Copy all lines of the listing that include the string "Company".

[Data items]

________________________

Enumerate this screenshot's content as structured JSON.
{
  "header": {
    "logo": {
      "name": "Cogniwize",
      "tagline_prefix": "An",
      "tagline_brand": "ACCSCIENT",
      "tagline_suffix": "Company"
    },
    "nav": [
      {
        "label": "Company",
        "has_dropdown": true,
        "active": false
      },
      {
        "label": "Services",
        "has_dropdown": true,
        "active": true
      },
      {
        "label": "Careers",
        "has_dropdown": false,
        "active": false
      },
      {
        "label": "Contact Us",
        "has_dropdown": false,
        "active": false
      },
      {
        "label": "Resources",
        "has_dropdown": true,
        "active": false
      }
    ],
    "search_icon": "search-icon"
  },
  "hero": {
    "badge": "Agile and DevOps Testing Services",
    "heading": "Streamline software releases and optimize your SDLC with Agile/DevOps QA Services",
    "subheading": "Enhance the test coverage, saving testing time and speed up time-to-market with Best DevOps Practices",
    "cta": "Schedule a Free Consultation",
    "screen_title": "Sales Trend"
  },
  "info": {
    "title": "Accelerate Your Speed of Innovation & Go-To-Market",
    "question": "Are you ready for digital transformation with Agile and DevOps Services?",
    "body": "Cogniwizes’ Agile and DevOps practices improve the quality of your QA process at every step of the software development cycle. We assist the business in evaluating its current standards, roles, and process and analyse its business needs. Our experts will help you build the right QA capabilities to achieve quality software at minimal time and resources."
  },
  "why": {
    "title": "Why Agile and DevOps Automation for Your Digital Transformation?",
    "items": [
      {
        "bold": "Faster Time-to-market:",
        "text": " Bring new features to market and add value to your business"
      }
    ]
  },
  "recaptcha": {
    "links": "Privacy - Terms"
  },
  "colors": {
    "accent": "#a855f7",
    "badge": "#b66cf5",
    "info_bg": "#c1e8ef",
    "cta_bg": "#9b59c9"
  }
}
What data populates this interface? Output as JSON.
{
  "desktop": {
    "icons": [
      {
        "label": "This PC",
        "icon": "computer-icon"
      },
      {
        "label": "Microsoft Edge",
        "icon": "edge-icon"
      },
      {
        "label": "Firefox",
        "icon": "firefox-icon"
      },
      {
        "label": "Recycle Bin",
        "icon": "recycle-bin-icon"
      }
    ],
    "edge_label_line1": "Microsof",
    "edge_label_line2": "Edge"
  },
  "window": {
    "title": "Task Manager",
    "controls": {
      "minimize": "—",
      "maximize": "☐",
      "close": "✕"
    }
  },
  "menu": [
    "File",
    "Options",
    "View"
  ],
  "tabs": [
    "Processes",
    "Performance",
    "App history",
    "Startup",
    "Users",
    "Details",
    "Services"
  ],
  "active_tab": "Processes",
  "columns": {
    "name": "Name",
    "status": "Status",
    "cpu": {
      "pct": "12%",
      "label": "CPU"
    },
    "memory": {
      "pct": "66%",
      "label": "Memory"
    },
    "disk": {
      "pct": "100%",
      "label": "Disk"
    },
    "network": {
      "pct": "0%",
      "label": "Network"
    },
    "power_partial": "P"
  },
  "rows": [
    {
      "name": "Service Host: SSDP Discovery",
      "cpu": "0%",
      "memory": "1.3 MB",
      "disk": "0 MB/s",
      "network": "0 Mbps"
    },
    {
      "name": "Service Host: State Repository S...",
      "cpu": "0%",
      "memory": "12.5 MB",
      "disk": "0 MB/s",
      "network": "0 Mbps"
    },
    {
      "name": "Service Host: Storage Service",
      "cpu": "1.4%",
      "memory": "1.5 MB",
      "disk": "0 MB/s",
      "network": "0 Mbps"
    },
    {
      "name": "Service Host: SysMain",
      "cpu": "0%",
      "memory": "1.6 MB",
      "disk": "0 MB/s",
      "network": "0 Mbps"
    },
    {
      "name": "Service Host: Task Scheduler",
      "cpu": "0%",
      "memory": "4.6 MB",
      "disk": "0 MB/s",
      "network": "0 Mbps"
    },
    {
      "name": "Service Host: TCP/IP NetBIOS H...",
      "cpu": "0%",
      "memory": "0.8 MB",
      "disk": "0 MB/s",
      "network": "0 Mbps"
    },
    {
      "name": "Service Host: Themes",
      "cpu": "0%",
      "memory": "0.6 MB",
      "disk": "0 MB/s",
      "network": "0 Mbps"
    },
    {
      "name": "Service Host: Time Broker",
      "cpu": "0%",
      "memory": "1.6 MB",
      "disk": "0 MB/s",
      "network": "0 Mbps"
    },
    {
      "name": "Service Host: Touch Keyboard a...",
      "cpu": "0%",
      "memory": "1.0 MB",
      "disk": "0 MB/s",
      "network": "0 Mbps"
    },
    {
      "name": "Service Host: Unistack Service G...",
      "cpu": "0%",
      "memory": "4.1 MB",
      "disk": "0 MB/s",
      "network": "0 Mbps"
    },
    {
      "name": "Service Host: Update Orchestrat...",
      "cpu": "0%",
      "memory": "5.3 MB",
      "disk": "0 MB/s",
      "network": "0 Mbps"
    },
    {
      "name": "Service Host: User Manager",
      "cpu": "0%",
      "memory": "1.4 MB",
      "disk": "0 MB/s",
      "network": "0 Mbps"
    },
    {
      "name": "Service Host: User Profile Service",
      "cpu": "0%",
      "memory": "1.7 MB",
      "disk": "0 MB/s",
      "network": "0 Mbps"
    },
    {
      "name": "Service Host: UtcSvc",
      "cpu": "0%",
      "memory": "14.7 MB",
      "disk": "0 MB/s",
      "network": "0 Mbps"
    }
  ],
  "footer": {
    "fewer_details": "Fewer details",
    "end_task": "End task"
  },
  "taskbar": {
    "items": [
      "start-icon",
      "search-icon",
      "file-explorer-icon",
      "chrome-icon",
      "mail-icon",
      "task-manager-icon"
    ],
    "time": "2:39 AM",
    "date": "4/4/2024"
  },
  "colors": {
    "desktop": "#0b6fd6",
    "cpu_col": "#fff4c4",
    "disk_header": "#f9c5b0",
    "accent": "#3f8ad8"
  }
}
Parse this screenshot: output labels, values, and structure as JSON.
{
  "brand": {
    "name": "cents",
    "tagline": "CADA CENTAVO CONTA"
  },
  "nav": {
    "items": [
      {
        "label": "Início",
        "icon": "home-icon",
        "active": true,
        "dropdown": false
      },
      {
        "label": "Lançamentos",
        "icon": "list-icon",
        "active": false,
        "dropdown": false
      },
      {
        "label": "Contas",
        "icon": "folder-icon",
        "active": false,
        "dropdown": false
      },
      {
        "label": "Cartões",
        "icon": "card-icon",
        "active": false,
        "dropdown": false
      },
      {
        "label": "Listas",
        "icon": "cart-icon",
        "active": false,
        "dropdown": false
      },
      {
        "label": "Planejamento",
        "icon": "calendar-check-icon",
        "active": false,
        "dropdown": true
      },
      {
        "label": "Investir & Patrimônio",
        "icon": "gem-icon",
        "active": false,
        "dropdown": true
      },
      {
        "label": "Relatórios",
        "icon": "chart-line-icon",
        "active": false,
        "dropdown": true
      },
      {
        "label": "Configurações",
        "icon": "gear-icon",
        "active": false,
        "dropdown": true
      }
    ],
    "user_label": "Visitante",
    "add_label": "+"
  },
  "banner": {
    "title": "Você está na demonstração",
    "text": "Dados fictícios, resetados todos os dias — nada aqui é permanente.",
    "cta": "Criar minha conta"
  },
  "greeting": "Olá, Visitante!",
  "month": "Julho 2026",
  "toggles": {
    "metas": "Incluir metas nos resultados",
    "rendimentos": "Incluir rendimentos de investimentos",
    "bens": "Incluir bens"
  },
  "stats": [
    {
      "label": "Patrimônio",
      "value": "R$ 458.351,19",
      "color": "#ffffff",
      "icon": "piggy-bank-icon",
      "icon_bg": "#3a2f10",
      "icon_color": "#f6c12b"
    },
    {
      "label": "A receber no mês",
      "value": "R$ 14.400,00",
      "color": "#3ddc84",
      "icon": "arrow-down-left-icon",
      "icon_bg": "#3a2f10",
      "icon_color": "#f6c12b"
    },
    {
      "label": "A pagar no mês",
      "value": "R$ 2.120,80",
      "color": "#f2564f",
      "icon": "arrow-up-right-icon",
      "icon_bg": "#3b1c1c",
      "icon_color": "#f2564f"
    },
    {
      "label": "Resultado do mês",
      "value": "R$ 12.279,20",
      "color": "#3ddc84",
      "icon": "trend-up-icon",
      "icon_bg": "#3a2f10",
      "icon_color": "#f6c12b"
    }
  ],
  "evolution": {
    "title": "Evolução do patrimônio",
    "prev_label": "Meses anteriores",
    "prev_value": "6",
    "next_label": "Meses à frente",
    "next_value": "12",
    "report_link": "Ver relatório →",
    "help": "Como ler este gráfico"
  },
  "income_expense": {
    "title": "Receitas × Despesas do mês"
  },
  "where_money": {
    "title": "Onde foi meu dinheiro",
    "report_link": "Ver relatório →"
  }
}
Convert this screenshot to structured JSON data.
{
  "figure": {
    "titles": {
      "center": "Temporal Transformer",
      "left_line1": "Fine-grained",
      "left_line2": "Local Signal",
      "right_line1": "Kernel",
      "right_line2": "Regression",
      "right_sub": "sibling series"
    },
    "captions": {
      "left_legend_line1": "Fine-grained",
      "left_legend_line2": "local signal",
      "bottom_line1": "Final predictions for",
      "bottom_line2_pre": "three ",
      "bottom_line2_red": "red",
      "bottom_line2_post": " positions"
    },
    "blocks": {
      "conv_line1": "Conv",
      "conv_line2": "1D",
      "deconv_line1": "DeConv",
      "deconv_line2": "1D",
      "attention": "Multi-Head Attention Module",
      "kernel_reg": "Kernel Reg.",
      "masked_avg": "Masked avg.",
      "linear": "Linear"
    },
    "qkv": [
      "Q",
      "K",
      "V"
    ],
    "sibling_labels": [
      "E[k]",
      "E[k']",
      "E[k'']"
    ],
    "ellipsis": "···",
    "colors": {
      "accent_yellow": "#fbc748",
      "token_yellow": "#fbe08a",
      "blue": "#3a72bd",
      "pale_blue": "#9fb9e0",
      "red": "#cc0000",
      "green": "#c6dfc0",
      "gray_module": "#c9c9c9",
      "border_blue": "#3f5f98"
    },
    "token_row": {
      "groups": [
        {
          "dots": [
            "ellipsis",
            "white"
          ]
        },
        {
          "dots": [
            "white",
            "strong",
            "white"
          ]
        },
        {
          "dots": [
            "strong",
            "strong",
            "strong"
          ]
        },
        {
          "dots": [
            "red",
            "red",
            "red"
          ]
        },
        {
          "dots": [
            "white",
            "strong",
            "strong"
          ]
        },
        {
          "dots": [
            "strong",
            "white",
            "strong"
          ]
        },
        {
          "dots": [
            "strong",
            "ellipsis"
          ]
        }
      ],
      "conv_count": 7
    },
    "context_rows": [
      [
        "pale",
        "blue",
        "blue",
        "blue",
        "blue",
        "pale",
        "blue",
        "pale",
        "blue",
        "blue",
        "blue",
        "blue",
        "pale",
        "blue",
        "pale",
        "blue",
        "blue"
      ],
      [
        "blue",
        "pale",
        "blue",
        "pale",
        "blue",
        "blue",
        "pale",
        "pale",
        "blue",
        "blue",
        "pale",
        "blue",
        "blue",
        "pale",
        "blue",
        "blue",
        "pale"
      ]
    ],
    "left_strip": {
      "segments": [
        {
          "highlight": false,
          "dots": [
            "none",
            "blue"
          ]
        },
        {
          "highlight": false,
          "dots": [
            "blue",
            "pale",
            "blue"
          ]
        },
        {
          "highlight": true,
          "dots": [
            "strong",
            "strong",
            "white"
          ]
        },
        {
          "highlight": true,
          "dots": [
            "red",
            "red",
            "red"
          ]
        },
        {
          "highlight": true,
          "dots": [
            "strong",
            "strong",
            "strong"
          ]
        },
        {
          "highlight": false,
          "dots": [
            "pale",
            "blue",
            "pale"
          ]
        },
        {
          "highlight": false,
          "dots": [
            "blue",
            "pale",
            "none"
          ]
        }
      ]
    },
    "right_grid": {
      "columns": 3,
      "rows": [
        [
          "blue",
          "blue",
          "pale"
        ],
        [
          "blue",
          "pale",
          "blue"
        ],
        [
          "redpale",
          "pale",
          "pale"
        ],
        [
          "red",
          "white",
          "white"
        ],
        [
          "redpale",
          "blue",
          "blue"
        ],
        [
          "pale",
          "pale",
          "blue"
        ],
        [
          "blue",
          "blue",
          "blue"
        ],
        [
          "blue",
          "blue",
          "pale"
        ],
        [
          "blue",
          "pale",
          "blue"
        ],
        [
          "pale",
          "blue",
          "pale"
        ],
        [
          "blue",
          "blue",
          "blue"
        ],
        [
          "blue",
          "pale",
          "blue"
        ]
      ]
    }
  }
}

________________________

◆ **The output**:
      "tagline_suffix": "Company"
        "label": "Company",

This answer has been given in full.